> _THE INPUT_:
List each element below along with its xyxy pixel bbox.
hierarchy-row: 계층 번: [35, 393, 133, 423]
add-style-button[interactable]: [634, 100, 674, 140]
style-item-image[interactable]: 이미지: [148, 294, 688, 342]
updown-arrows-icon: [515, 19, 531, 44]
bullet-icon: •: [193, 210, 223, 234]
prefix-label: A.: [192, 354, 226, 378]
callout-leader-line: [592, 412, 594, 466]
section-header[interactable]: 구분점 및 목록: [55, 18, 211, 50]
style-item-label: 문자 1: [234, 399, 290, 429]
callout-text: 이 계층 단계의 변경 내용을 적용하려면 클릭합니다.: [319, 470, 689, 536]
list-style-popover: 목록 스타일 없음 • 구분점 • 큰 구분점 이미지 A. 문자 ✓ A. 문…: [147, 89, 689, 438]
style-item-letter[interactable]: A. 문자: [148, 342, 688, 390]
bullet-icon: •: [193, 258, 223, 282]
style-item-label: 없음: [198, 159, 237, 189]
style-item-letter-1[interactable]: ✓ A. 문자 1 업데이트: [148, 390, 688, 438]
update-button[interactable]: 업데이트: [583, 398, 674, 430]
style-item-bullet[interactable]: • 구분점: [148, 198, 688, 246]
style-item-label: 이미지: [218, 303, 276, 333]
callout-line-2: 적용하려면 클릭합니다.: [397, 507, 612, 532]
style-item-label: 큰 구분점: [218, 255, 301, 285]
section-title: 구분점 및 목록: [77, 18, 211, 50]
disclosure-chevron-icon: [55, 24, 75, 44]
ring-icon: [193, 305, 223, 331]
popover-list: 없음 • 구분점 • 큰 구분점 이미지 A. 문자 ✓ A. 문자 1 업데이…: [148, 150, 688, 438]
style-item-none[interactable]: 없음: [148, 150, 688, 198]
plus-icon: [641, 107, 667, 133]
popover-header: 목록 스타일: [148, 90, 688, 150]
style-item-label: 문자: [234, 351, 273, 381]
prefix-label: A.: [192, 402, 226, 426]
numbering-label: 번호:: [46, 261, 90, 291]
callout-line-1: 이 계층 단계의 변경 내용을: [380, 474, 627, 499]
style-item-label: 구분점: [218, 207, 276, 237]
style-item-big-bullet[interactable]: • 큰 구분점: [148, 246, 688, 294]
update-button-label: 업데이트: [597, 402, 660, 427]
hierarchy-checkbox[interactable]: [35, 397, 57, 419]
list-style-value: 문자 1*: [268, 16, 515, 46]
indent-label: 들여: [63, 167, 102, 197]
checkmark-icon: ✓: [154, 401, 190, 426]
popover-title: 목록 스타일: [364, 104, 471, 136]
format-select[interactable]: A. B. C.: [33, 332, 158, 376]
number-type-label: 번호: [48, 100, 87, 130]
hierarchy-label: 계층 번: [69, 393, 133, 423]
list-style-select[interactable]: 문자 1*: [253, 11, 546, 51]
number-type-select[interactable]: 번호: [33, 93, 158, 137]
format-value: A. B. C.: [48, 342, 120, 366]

> _WHAT TO WORK ON_: Reproduce every line of the item above without changing anything.

> _FULL RESPONSE_:
List each element below along with its xyxy pixel bbox.
hierarchy-row: 계층 번: [35, 393, 133, 423]
add-style-button[interactable]: [634, 100, 674, 140]
style-item-image[interactable]: 이미지: [148, 294, 688, 342]
updown-arrows-icon: [515, 19, 531, 44]
bullet-icon: •: [193, 210, 223, 234]
prefix-label: A.: [192, 354, 226, 378]
callout-leader-line: [592, 412, 594, 466]
section-header[interactable]: 구분점 및 목록: [55, 18, 211, 50]
style-item-label: 문자 1: [234, 399, 290, 429]
callout-text: 이 계층 단계의 변경 내용을 적용하려면 클릭합니다.: [319, 470, 689, 536]
list-style-popover: 목록 스타일 없음 • 구분점 • 큰 구분점 이미지 A. 문자 ✓ A. 문…: [147, 89, 689, 438]
style-item-letter[interactable]: A. 문자: [148, 342, 688, 390]
bullet-icon: •: [193, 258, 223, 282]
style-item-label: 없음: [198, 159, 237, 189]
style-item-letter-1[interactable]: ✓ A. 문자 1 업데이트: [148, 390, 688, 438]
update-button[interactable]: 업데이트: [583, 398, 674, 430]
style-item-bullet[interactable]: • 구분점: [148, 198, 688, 246]
style-item-label: 이미지: [218, 303, 276, 333]
callout-line-2: 적용하려면 클릭합니다.: [397, 507, 612, 532]
style-item-label: 큰 구분점: [218, 255, 301, 285]
section-title: 구분점 및 목록: [77, 18, 211, 50]
disclosure-chevron-icon: [55, 24, 75, 44]
ring-icon: [193, 305, 223, 331]
popover-list: 없음 • 구분점 • 큰 구분점 이미지 A. 문자 ✓ A. 문자 1 업데이…: [148, 150, 688, 438]
style-item-none[interactable]: 없음: [148, 150, 688, 198]
plus-icon: [641, 107, 667, 133]
popover-header: 목록 스타일: [148, 90, 688, 150]
style-item-label: 문자: [234, 351, 273, 381]
prefix-label: A.: [192, 402, 226, 426]
numbering-label: 번호:: [46, 261, 90, 291]
callout-line-1: 이 계층 단계의 변경 내용을: [380, 474, 627, 499]
style-item-label: 구분점: [218, 207, 276, 237]
style-item-big-bullet[interactable]: • 큰 구분점: [148, 246, 688, 294]
update-button-label: 업데이트: [597, 402, 660, 427]
hierarchy-checkbox[interactable]: [35, 397, 57, 419]
list-style-value: 문자 1*: [268, 16, 515, 46]
indent-label: 들여: [63, 167, 102, 197]
checkmark-icon: ✓: [154, 401, 190, 426]
popover-title: 목록 스타일: [364, 104, 471, 136]
format-select[interactable]: A. B. C.: [33, 332, 158, 376]
number-type-label: 번호: [48, 100, 87, 130]
hierarchy-label: 계층 번: [69, 393, 133, 423]
list-style-select[interactable]: 문자 1*: [253, 11, 546, 51]
number-type-select[interactable]: 번호: [33, 93, 158, 137]
format-value: A. B. C.: [48, 342, 120, 366]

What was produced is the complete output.